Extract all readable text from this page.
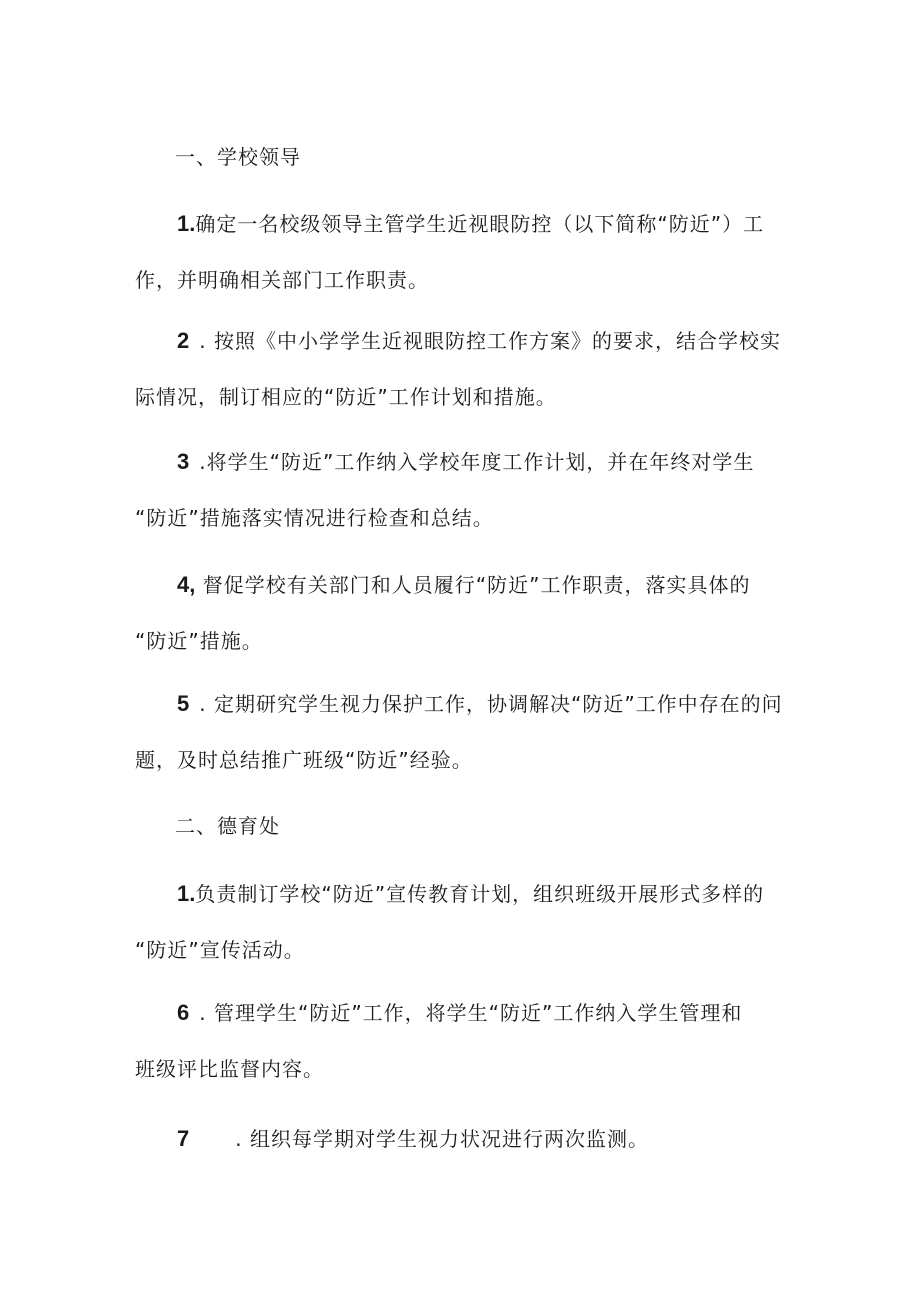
一、学校领导
1.确定一名校级领导主管学生近视眼防控（以下简称“防近”）工
作，并明确相关部门工作职责。
2 . 按照《中小学学生近视眼防控工作方案》的要求，结合学校实
际情况，制订相应的“防近”工作计划和措施。
3 .将学生“防近”工作纳入学校年度工作计划，并在年终对学生
“防近”措施落实情况进行检查和总结。
4, 督促学校有关部门和人员履行“防近”工作职责，落实具体的
“防近”措施。
5 . 定期研究学生视力保护工作，协调解决“防近”工作中存在的问
题，及时总结推广班级“防近”经验。
二、德育处
1.负责制订学校“防近”宣传教育计划，组织班级开展形式多样的
“防近”宣传活动。
6 . 管理学生“防近”工作，将学生“防近”工作纳入学生管理和
班级评比监督内容。
7 . 组织每学期对学生视力状况进行两次监测。
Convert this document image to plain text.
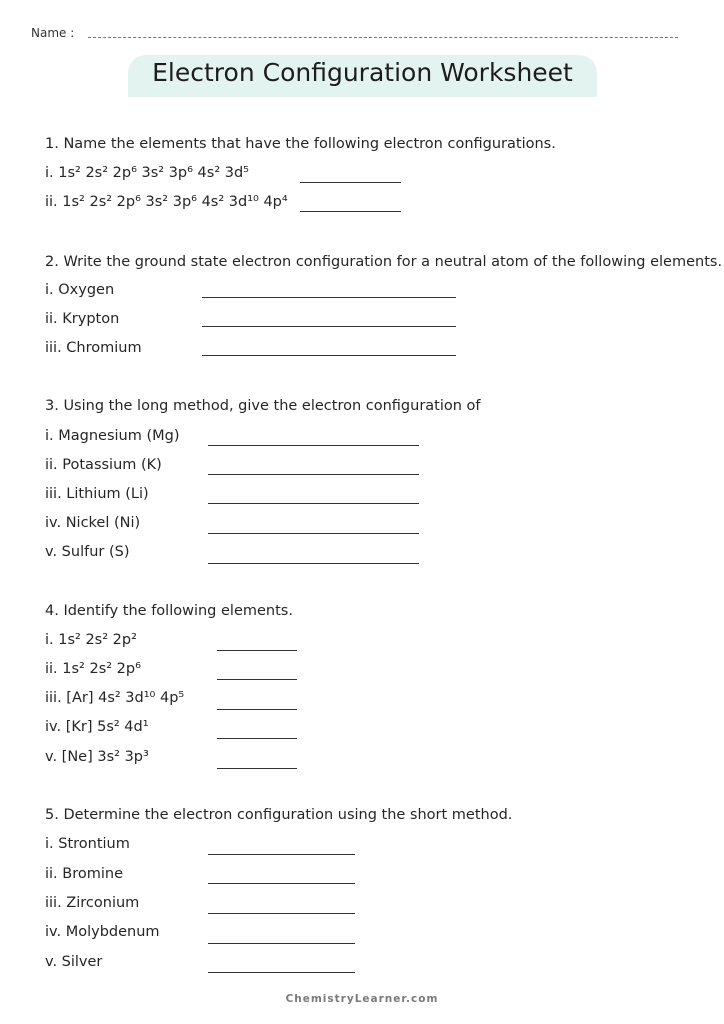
Name :
Electron Configuration Worksheet
1. Name the elements that have the following electron configurations.
i. 1s² 2s² 2p⁶ 3s² 3p⁶ 4s² 3d⁵
ii. 1s² 2s² 2p⁶ 3s² 3p⁶ 4s² 3d¹⁰ 4p⁴
2. Write the ground state electron configuration for a neutral atom of the following elements.
i. Oxygen
ii. Krypton
iii. Chromium
3. Using the long method, give the electron configuration of
i. Magnesium (Mg)
ii. Potassium (K)
iii. Lithium (Li)
iv. Nickel (Ni)
v. Sulfur (S)
4. Identify the following elements.
i. 1s² 2s² 2p²
ii. 1s² 2s² 2p⁶
iii. [Ar] 4s² 3d¹⁰ 4p⁵
iv. [Kr] 5s² 4d¹
v. [Ne] 3s² 3p³
5. Determine the electron configuration using the short method.
i. Strontium
ii. Bromine
iii. Zirconium
iv. Molybdenum
v. Silver
ChemistryLearner.com
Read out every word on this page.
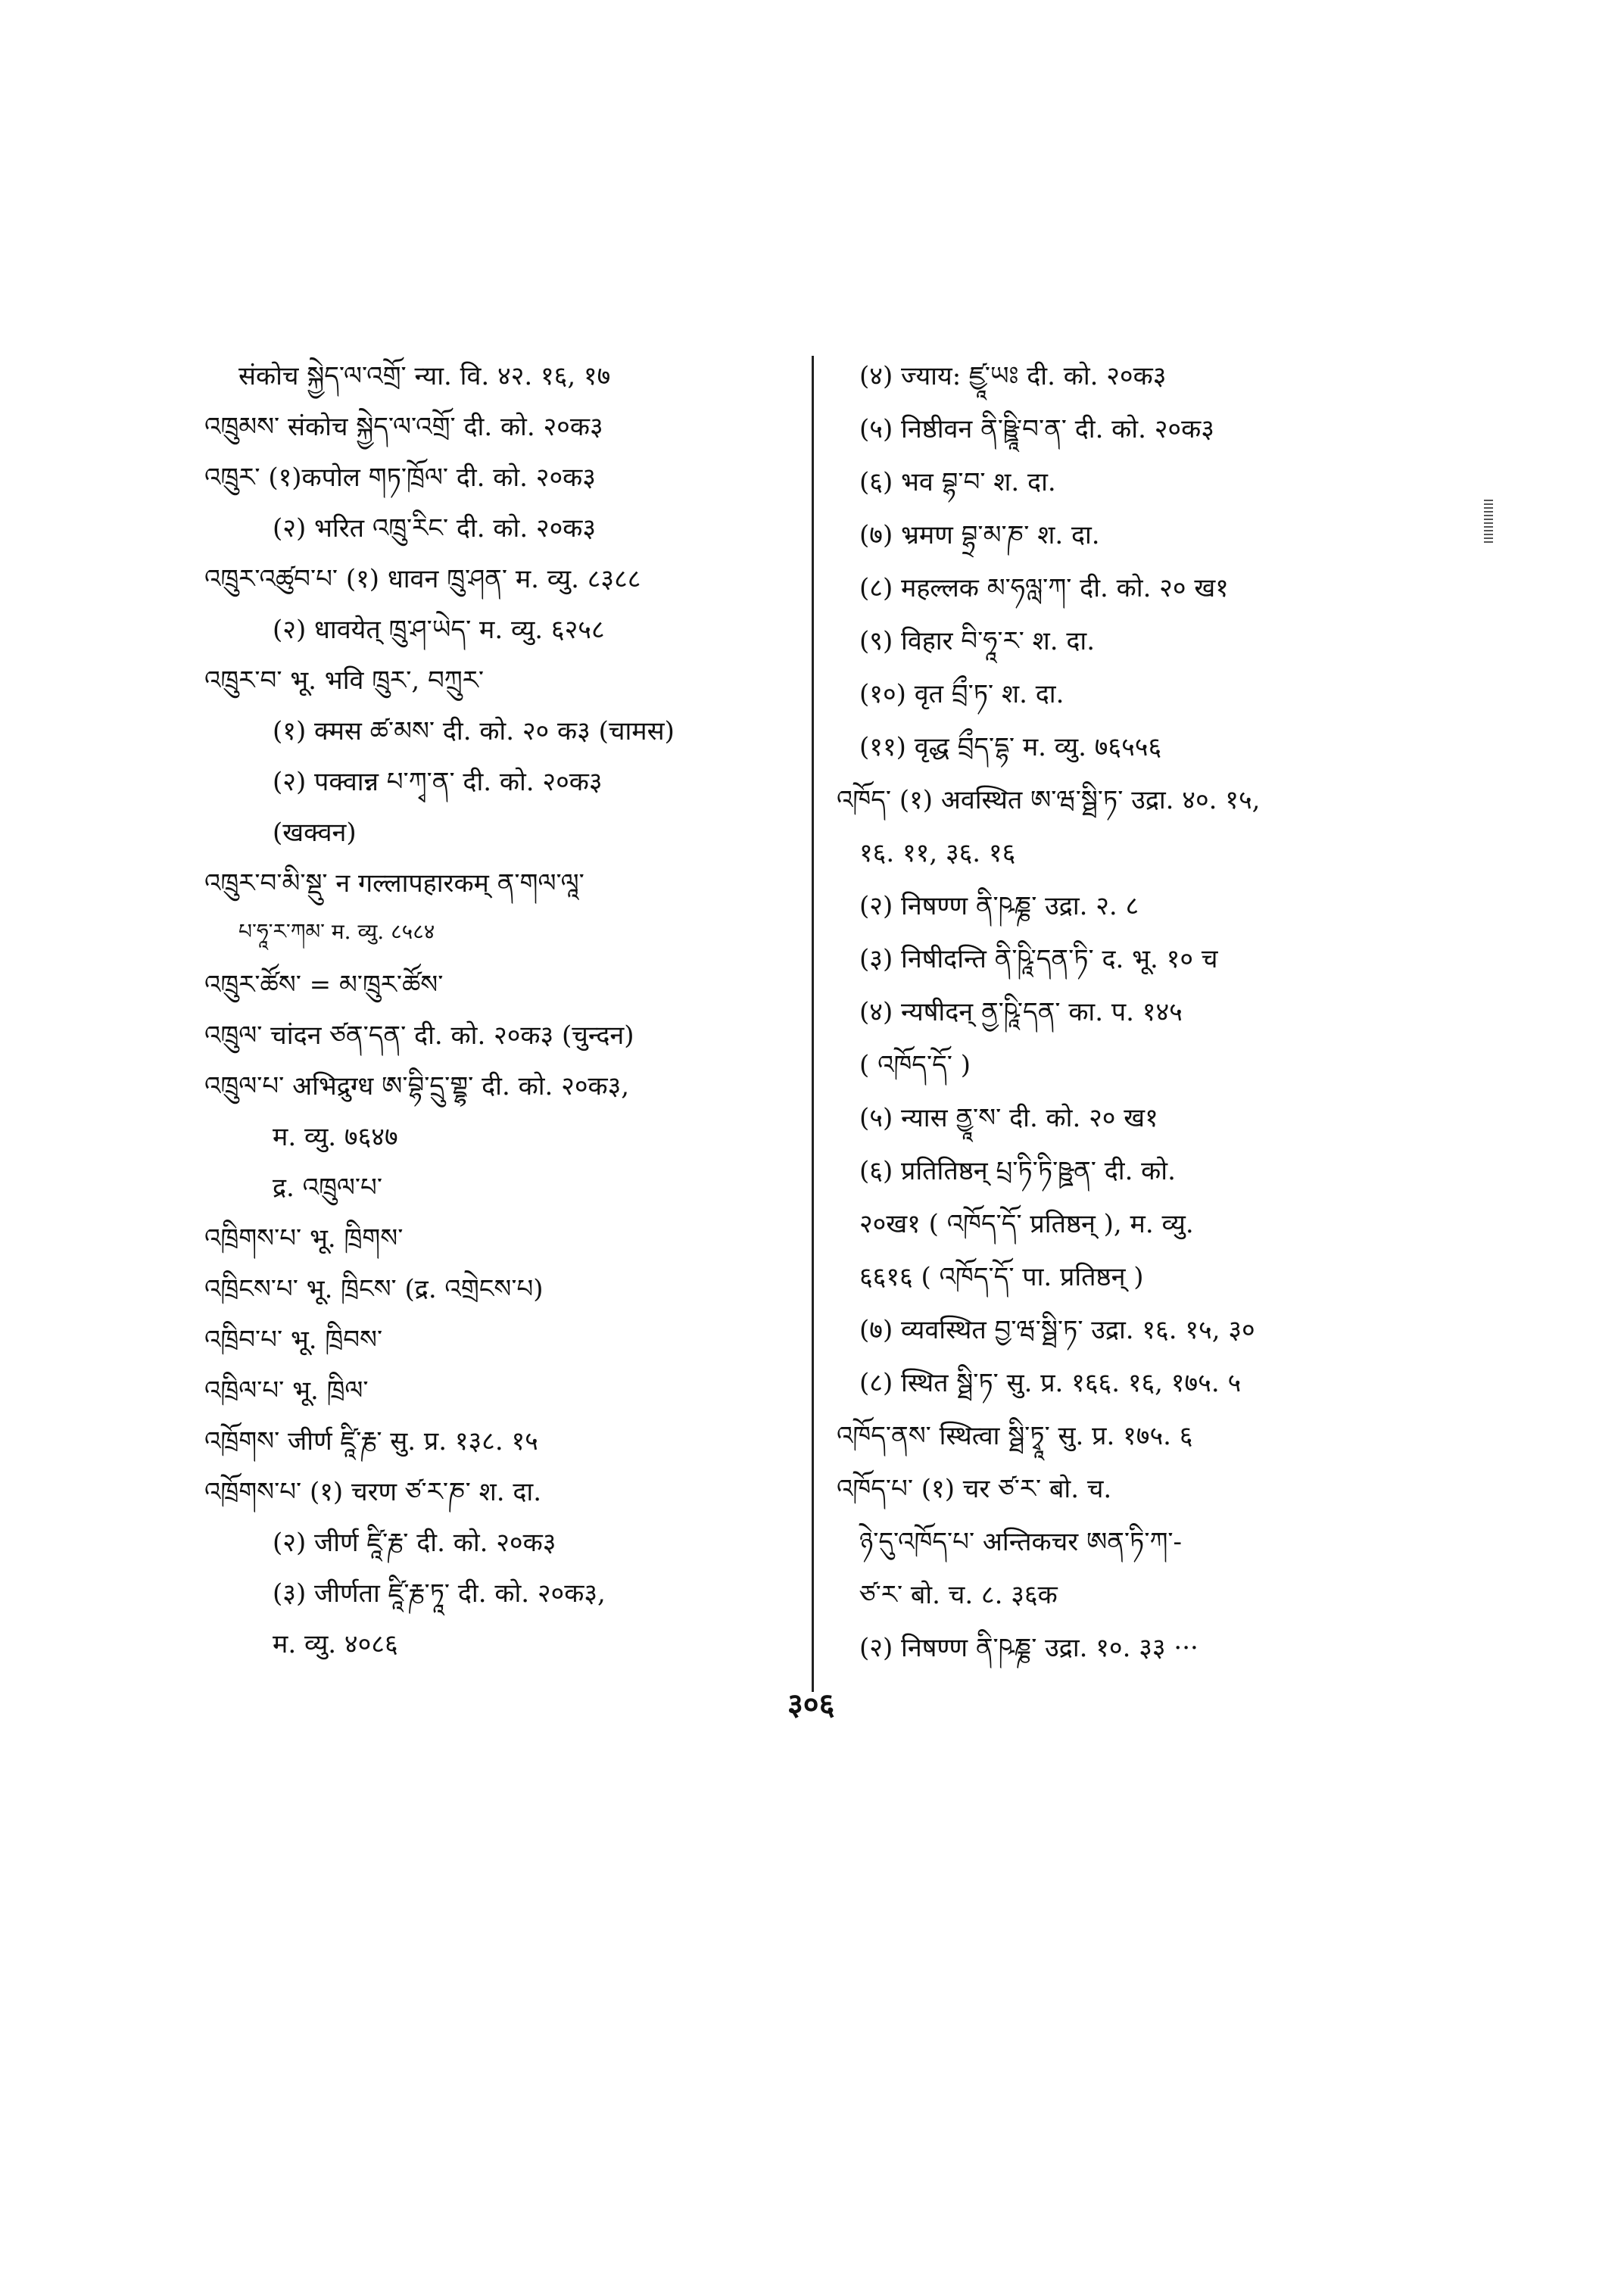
संकोच སྐྱེད་ལ་འགྲོ་ न्या. वि. ४२. १६, १७
འཁྲུམས་ संकोच སྐྱེད་ལ་འགྲོ་ दी. को. २०क३
འཁྲུར་ (१)कपोल གཏ་ཁྲོལ་ दी. को. २०क३
(२) भरित འཁྲུ་རིང་ दी. को. २०क३
འཁྲུར་འཚུབ་པ་ (१) धावन ཁྲུ་ཤན་ म. व्यु. ८३८८
(२) धावयेत् ཁྲུ་ཤ་ཡེད་ म. व्यु. ६२५८
འཁྲུར་བ་ भू. भवि ཁྲུར་, བཀྲུར་
(१) क्मस ཚ་མས་ दी. को. २० क३ (चामस)
(२) पक्वान्न པ་ཀྭ་ན་ दी. को. २०क३
(खक्वन)
འཁྲུར་བ་མི་སྡུ་ न गल्लापहारकम् ན་གལ་ལཱ་
པ་ཧཱ་ར་ཀམ་ म. व्यु. ८५८४
འཁྲུར་ཚོས་ = མ་ཁྲུར་ཚོས་
འཁྲུལ་ चांदन ཙན་དན་ दी. को. २०क३ (चुन्दन)
འཁྲུལ་པ་ अभिद्रुग्ध ཨ་བྷི་དྲུ་གྡྷ་ दी. को. २०क३,
म. व्यु. ७६४७
द्र. འཁྲུལ་པ་
འཁྲིགས་པ་ भू. ཁྲིགས་
འཁྲིངས་པ་ भू. ཁྲིངས་ (द्र. འགྲེངས་པ)
འཁྲིབ་པ་ भू. ཁྲིབས་
འཁྲིལ་པ་ भू. ཁྲིལ་
འཁྲོགས་ जीर्ण ཛཱི་རྞ་ सु. प्र. १३८. १५
འཁྲོགས་པ་ (१) चरण ཙ་ར་ཎ་ श. दा.
(२) जीर्ण ཛཱི་རྞ་ दी. को. २०क३
(३) जीर्णता ཛཱི་རྞ་ཏཱ་ दी. को. २०क३,
म. व्यु. ४०८६
(४) ज्याय: ཛྱཱ་ཡཿ दी. को. २०क३
(५) निष्ठीवन ནི་ཥྛཱི་བ་ན་ दी. को. २०क३
(६) भव བྷ་བ་ श. दा.
(७) भ्रमण བྷྲ་མ་ཎ་ श. दा.
(८) महल्लक མ་ཧལླ་ཀ་ दी. को. २० ख१
(९) विहार བི་ཧཱ་ར་ श. दा.
(१०) वृत བྲྀ་ཏ་ श. दा.
(११) वृद्ध བྲྀད་དྷ་ म. व्यु. ७६५५६
འཁོད་ (१) अवस्थित ཨ་ཝ་སྠི་ཏ་ उद्रा. ४०. १५,
१६. ११, ३६. १६
(२) निषण्ण ནི་ཥཎྞ་ उद्रा. २. ८
(३) निषीदन्ति ནི་ཥཱི་དན་ཏི་ द. भू. १० च
(४) न्यषीदन् ནྱ་ཥཱི་དན་ का. प. १४५
( འཁོད་དོ་ )
(५) न्यास ནྱཱ་ས་ दी. को. २० ख१
(६) प्रतितिष्ठन् པྲ་ཏི་ཏི་ཥྛན་ दी. को.
२०ख१ ( འཁོད་དོ་ प्रतिष्ठन् ), म. व्यु.
६६१६ ( འཁོད་དོ་ पा. प्रतिष्ठन् )
(७) व्यवस्थित བྱ་ཝ་སྠི་ཏ་ उद्रा. १६. १५, ३०
(८) स्थित སྠི་ཏ་ सु. प्र. १६६. १६, १७५. ५
འཁོད་ནས་ स्थित्वा སྠི་ཏྭཱ་ सु. प्र. १७५. ६
འཁོད་པ་ (१) चर ཙ་ར་ बो. च.
ཉེ་དུ་འཁོད་པ་ अन्तिकचर ཨན་ཏི་ཀ་-
ཙ་ར་ बो. च. ८. ३६क
(२) निषण्ण ནི་ཥཎྞ་ उद्रा. १०. ३३ ···
३०६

● ● ● ● ● ● ●

__Short task__:
Look through the data above. Find each line with the string "this" and copy it.

__Task output__:
Extract all readable text from this page.
Convert this document image to plain text.
Read out every word on this page.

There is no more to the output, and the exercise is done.